> _Source_

After the first presidential debate, CBS reported on a survey they had done of undecided voters. Given keypads these voters picked which answer they liked in real time and voted their preference at the end. The result was time and again a preference for Kerry. After the report by a junior corespondent, the more senior "commentators" dismissed their own organization's rather interesting experiment as not representative and of little significance. They then went on to discuss how equal they thought the debate was as both candidates had done well. Only days later did the overwhelming evidence of a Kerry victory require organizations to admit that he'd won and that Bush had just been unprepared..

During the vice-presidential debate, Cheney uncorked his line about how he'd never met Edwards before. This was widely cited by the media as a devastating put-down. The elder statesman Cheney brushing off the junior punk. But the line wasn't true and within hours photos of the two meeting three years ago surfaced. Those photos were fairly widely published, but in two cases I saw, without any text to make the connection to the false claim Cheney had made.

Daily Howler has documented just how one-sided the commentary on the vice-presidential debate has been. Here, a debate with more surface equality could be spun as a huge victory for Cheney whereas the one-sided victory of Kerry in the first debate could only be spun as a tie.

But however equal the surface appearance of the vice-presidential debate, the long journey into fantasy land by Cheney has gone unremarked. Afghanistan is not a success story but an emerging disaster, as I've described before. And that all 15 opposition candidates boycotting still hasn't dented Cheney's image, especially with the press spinning the election as a resounding success.

Nor was Cheney's utterly amazing presentation of the El Salvador government as a model of a democratic society challenged. This was the government, after all, whose semiofficial agents murdered four American nuns, whose American-trained and advised troops killed six priests and whose human rights abuses were so egregious that the current president's father was actually sent by that great defender of liberty, Ronald Reagan, to tell them to cool the death squads.

Cheney is a man with a long record of stupid decision making who has managed in life to attach himself to powerful people and 'fail upward.' Despite revealing gaffs like opposing a resolution calling for the release of Nelson Mandela from jail Cheney's image in the media as a wise, knowledgeable and judicious source continues without serious contradiction.

Bush and Cheney continue to get a serious hearing in the media for their loony theory that things are progressing well in the war on terror. While contrary evidence leaks out all over (note this example from the Institute of Policy Studies -- described below -- that shows just how big the mess is) Bush and Cheney are not really on the defensive in the media over Iraq.

What are we to make of all this? The standard answer is that the media is owned by wealthy, conservatives and is constituted by large corporations. That ownership perspective is then reflected in all that is shown as news. Add to this the total breakdown of the journalism model of reporting in favor of the entertainment model (perhaps itself caused by the growing corporate concentration of media) and what you have left is the "bread and circuses" model. The media as opiate for the masses to keep them from asking too many questions.

> _Information given_
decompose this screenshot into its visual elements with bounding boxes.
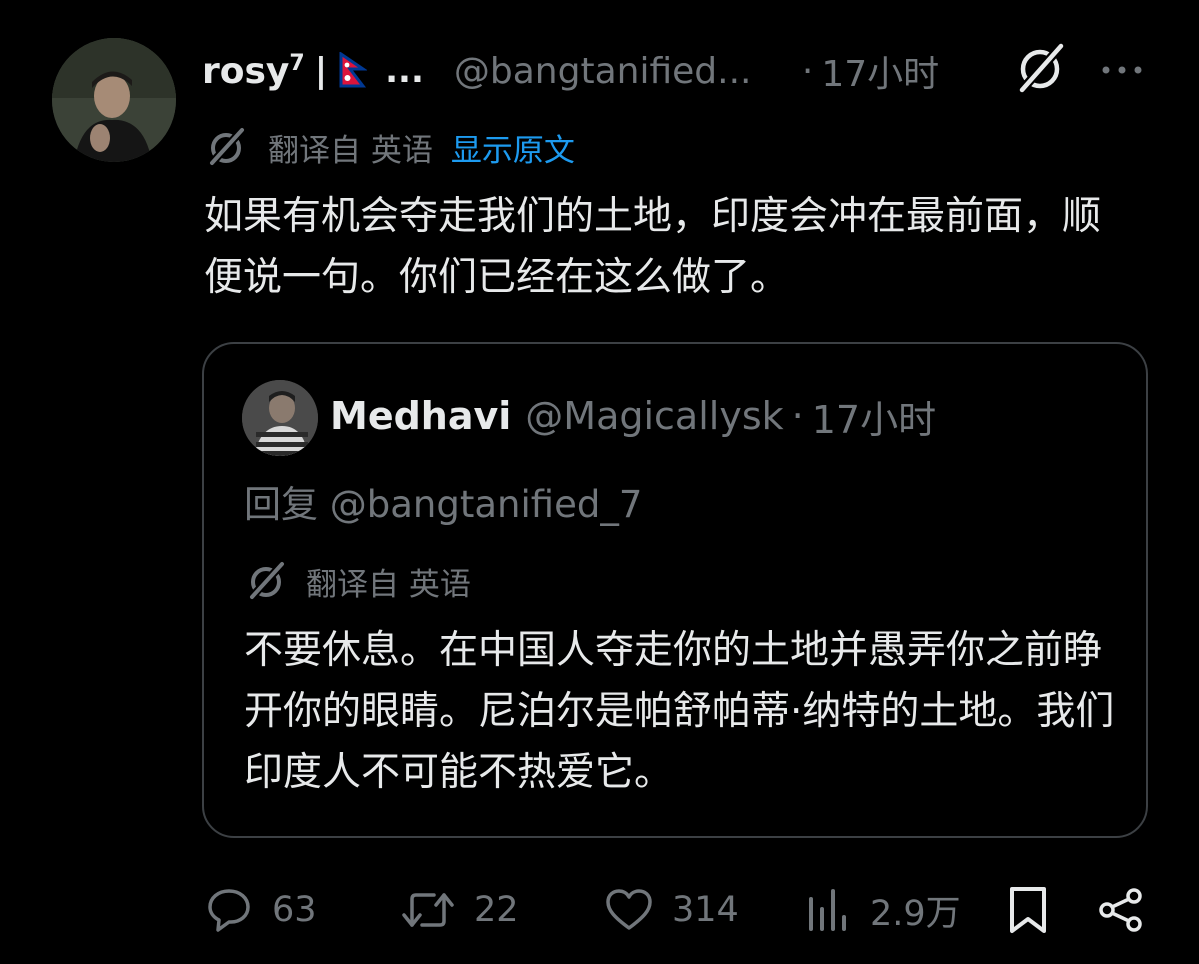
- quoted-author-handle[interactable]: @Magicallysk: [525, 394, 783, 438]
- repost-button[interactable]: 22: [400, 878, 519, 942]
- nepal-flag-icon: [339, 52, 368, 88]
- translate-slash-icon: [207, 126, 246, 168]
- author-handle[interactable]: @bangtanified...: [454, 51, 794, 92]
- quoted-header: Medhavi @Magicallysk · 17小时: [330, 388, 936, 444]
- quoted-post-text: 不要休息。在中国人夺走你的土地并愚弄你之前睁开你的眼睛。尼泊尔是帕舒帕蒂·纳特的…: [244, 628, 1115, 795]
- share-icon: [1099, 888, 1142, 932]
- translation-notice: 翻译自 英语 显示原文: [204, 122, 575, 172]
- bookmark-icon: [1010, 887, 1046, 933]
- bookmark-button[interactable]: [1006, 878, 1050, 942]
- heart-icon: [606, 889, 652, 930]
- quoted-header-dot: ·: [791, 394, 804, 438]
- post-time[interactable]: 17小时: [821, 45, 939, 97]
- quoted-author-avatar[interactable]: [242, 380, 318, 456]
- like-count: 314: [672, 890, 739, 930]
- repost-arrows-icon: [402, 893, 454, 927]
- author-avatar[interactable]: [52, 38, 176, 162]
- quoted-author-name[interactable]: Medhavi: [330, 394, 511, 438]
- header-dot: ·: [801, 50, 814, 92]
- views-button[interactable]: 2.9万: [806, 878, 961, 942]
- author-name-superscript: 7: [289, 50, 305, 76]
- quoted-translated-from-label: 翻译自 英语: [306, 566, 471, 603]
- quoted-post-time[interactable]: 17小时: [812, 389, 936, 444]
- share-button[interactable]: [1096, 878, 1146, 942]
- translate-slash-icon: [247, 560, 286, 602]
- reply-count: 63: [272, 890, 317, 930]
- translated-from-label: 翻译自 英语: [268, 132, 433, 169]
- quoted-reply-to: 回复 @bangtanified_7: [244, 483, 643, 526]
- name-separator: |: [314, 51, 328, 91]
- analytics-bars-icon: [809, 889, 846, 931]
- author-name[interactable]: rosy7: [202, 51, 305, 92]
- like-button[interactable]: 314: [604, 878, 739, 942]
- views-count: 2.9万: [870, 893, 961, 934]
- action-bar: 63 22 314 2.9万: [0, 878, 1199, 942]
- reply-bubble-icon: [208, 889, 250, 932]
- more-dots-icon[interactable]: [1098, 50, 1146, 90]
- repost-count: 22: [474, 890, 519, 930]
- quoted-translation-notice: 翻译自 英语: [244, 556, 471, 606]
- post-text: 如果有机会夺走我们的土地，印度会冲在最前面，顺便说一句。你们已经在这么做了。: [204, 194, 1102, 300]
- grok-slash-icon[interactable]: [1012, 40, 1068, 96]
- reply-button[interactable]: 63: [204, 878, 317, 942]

> _Task instructions_
**a)** Write out the part of the debate-coverage text that opens with the words containing "During the vice-presidential" and closes with "spun as a tie.".
**b)** Please carry the debate-coverage text forward from the point where it stops.
The entries play no part in this work.

> _Answers_
**a)**
During the vice-presidential debate, Cheney uncorked his line about how he'd never met Edwards before. This was widely cited by the media as a devastating put-down. The elder statesman Cheney brushing off the junior punk. But the line wasn't true and within hours photos of the two meeting three years ago surfaced. Those photos were fairly widely published, but in two cases I saw, without any text to make the connection to the false claim Cheney had made.

Daily Howler has documented just how one-sided the commentary on the vice-presidential debate has been. Here, a debate with more surface equality could be spun as a huge victory for Cheney whereas the one-sided victory of Kerry in the first debate could only be spun as a tie.

**b)**
Just imagine the media reaction if it was Clinton in office now. Do you, for one second, think that the media wouldn't be hounding Clinton for what he was going to do to fix the mess in Iraq, examining minutely every tick of uncertainty and speculating openly about private sexual issues that might be affecting government policy?

Let's take the blinders off: it isn't the case that we have a lovable, goofy mass media that just has a little problem with perspective. The media is actively campaigning for Bush.

The fix is in.

The Institute of Policy Studies on the Iraq situation

The Institute of Policy Studies has recently published "A Failed 'Transition': The Mounting Costs of the Iraq War." Since they invite you to copy and distribute their one page summary, let me copy here some of their evidence and conclusions. (The editing and presentation of their conclusions is my responsibility).

Some 750 American are wounded or killed each month since the transition on June 30th. The media focuses on the 1,050 deaths overall, but the full casualty picture is much worse.

The estimated size of the resistance is increasing. The Pentagon said in November 2003 that there were 5,000 insurgents, their estimate for September 2004 is 20,000. Others put the estimate at 40 to 50 thousand. This despite killing or arresting perhaps 24,000 insurgents over roughly the same period.

Between 12,000 and 14,00 Iraqi civilian non-combanttans have been killed and 40,000 injured by U.S. and coalition forces.

80% of Iraqi's believe that U.S. forces should withdraw immediately.

Unemployment in Iraq hit 60% last summer.

Eight countries have withdrawn from the U.S. Coalition.

The heavy use of National Guard troops, many of whom have "first responder" jobs in the U.S., has put a strain on many cities.

Some 20,000 civilian private contractors are in Iraq now, many doing traditional military jobs.

The U.S. has appropriated $150 billion for the war with one economist estimating the war will cost each American family over $3,000 by the time it is done.